* OBJECTIVE: Show all lines holding "this".

* ENTRIES:
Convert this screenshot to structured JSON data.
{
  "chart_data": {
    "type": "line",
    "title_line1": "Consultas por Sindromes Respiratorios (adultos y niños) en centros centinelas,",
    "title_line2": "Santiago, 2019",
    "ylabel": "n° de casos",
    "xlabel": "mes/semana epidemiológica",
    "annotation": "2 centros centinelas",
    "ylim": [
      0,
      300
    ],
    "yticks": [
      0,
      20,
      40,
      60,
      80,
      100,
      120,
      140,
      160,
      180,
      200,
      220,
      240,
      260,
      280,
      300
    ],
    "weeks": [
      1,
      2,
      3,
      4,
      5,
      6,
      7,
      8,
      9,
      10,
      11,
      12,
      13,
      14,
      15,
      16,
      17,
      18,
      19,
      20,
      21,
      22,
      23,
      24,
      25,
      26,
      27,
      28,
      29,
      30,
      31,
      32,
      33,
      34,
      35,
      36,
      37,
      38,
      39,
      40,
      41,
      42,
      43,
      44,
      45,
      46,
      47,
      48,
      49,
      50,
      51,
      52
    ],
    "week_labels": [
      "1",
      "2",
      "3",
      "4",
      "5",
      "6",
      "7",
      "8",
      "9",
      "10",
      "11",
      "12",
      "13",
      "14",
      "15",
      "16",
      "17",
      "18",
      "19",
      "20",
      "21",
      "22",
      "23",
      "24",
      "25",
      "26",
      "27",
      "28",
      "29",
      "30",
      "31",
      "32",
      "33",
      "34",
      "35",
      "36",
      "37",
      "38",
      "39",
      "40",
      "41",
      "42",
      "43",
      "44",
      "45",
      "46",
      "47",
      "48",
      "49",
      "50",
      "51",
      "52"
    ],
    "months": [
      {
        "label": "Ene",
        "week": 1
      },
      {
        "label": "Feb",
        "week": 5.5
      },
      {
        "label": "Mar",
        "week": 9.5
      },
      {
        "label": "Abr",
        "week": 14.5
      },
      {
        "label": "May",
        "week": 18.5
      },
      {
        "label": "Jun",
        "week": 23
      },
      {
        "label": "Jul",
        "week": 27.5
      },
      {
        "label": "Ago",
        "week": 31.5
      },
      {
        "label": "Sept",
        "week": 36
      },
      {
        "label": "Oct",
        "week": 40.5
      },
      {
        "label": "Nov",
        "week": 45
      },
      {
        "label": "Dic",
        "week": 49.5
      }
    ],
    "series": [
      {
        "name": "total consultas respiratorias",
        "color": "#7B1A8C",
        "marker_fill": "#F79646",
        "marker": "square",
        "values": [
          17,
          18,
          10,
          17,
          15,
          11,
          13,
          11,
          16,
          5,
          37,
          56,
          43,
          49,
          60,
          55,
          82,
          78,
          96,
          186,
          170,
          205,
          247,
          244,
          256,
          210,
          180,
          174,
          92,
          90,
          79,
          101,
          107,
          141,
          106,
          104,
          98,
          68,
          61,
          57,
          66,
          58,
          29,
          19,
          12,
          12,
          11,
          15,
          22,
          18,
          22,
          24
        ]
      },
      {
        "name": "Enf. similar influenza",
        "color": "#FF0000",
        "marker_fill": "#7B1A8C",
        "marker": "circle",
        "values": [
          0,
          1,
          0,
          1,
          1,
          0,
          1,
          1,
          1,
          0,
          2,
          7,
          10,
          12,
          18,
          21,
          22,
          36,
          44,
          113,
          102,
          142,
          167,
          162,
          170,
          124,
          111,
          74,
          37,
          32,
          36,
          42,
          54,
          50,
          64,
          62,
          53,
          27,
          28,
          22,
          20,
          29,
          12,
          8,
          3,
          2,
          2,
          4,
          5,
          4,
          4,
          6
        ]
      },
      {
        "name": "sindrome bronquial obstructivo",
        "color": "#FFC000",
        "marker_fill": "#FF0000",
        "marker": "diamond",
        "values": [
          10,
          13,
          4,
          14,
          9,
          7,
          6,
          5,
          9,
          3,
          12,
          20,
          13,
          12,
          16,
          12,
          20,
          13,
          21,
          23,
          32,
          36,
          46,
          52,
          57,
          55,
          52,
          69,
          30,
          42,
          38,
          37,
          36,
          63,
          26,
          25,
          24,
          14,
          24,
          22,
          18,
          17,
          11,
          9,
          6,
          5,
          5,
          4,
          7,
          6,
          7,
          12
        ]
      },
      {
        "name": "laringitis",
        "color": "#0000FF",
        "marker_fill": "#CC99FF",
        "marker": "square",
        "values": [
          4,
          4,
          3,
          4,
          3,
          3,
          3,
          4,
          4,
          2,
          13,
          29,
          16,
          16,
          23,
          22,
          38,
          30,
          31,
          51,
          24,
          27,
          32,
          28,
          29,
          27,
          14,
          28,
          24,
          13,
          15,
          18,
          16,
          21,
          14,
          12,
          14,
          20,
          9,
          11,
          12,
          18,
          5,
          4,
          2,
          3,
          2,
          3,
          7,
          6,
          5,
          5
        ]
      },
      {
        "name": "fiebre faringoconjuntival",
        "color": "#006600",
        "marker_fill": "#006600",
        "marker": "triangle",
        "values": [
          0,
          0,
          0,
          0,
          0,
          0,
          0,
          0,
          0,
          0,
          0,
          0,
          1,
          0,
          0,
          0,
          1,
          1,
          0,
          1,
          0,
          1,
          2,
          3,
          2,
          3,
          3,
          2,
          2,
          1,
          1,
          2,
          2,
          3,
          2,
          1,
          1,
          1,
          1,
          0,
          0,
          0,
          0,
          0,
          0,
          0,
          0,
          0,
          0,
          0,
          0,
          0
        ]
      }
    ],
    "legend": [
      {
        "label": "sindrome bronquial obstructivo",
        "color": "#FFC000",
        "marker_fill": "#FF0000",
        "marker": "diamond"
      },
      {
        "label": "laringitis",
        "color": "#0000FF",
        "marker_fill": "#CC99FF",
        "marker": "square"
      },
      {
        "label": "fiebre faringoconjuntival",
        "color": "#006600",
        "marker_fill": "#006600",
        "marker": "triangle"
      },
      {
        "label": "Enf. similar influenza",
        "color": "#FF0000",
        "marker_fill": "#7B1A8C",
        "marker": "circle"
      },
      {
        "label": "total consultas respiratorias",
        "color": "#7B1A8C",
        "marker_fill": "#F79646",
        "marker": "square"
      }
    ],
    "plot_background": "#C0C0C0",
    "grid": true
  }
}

---

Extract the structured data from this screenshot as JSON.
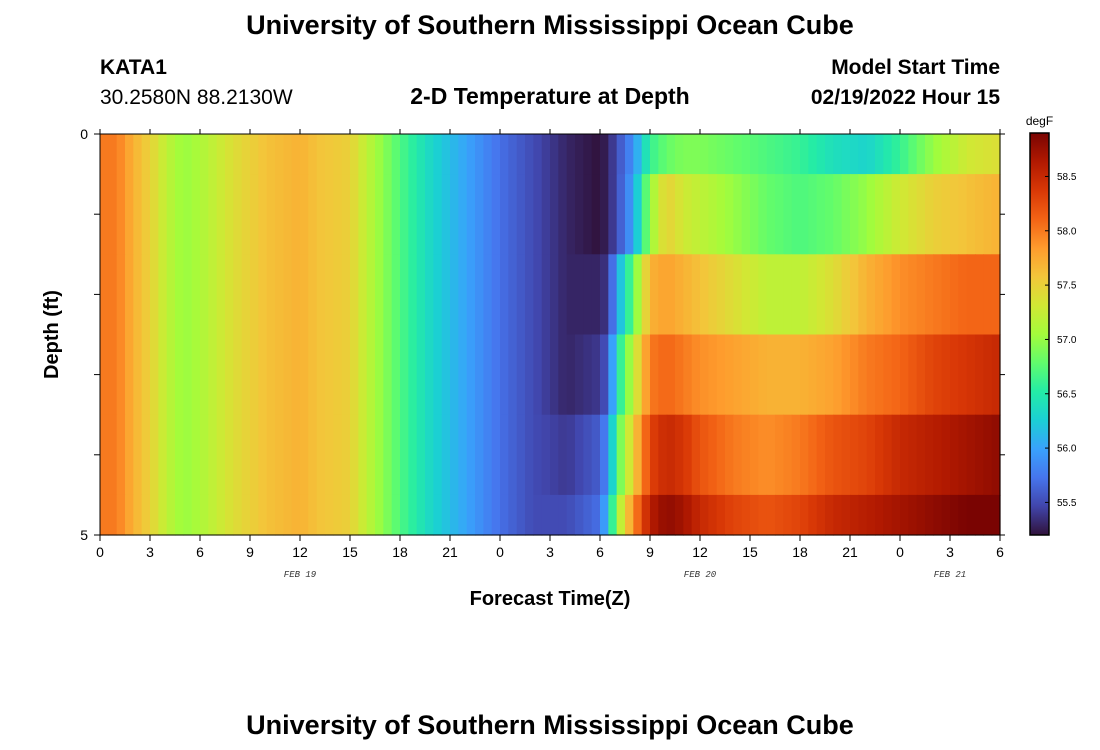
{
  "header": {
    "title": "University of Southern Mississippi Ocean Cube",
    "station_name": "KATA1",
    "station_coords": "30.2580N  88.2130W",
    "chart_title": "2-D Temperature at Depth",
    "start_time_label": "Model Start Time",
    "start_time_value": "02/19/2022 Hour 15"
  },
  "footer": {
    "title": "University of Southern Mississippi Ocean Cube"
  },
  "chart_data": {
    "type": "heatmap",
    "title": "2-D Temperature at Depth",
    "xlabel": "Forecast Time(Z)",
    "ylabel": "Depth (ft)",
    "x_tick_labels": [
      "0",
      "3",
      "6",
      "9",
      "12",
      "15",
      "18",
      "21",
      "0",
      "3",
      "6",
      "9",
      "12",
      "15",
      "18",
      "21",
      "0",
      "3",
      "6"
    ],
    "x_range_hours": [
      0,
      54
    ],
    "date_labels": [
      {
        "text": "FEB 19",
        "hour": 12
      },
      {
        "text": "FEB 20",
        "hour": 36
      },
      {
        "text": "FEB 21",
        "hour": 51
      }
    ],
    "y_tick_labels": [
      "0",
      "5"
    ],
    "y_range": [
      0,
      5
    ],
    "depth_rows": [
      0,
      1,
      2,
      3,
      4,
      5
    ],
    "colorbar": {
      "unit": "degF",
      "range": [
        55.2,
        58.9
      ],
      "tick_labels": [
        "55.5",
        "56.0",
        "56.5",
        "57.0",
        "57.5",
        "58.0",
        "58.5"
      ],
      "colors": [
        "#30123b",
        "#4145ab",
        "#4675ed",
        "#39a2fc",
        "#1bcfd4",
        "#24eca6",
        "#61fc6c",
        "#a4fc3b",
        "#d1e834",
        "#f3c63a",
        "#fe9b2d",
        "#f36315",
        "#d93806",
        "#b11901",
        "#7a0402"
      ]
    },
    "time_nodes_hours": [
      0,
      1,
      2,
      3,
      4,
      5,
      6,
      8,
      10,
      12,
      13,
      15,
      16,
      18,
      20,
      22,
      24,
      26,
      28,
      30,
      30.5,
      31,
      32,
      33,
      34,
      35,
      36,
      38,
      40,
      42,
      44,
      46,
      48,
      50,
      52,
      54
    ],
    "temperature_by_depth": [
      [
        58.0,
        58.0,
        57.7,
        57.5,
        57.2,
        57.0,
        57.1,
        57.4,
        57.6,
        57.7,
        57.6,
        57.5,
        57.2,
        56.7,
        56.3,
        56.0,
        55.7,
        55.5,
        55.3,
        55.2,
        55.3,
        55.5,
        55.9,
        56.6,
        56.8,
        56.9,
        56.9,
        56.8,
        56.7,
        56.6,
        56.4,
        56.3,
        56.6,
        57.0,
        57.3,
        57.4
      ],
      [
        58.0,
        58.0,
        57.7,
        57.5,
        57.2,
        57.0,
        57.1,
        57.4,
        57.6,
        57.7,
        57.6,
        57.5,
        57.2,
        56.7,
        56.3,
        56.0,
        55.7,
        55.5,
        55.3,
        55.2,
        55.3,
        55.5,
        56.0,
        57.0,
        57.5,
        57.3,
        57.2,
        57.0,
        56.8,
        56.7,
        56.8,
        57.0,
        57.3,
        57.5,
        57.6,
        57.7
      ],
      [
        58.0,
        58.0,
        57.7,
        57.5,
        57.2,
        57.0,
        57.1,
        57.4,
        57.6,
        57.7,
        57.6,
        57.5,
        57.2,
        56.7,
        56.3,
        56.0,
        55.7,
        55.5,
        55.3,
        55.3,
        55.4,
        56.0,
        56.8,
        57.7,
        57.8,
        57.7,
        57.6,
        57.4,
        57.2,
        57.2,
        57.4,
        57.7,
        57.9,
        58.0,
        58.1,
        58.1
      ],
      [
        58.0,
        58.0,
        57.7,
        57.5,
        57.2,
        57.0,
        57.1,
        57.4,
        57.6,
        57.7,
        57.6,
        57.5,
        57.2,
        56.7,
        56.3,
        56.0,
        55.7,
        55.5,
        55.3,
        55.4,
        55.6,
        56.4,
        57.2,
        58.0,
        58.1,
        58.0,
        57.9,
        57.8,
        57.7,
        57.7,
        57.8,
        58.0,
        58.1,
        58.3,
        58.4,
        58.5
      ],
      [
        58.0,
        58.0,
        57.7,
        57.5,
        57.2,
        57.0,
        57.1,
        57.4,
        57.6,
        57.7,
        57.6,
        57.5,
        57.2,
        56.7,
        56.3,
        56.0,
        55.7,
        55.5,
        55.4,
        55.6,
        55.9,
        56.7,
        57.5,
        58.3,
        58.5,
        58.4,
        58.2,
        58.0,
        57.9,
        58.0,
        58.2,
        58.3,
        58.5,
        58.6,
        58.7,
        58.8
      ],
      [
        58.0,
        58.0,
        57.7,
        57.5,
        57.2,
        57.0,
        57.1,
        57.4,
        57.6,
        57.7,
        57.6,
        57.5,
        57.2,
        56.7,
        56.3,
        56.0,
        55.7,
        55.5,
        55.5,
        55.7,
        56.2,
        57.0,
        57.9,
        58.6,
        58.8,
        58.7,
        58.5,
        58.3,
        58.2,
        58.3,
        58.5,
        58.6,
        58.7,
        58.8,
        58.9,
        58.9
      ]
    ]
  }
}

---

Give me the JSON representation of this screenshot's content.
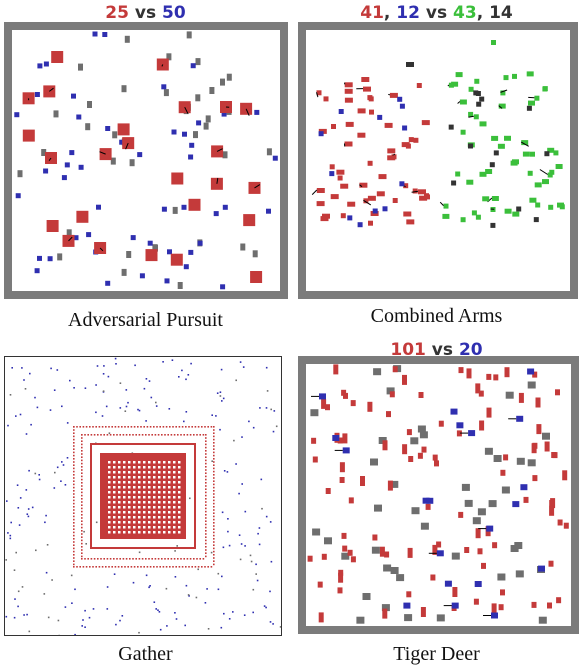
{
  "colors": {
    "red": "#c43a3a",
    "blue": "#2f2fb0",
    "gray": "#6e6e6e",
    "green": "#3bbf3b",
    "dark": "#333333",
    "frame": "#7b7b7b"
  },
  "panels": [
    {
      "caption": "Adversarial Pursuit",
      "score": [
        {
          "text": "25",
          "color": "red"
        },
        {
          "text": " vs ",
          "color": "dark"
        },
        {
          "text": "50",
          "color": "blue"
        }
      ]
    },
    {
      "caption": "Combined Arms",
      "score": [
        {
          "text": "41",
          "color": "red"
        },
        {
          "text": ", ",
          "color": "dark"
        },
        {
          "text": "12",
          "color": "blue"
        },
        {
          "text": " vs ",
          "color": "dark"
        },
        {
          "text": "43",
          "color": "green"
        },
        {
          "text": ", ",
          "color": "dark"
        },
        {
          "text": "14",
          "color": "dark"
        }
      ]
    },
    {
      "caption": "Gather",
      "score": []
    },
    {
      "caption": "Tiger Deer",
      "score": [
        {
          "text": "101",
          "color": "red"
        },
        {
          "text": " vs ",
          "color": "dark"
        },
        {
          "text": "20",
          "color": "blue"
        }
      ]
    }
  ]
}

* CORRECT RESULT:
Convert this screenshot to structured JSON data.
Extract the structured data from this screenshot as JSON.
Give me the JSON representation of this screenshot's content.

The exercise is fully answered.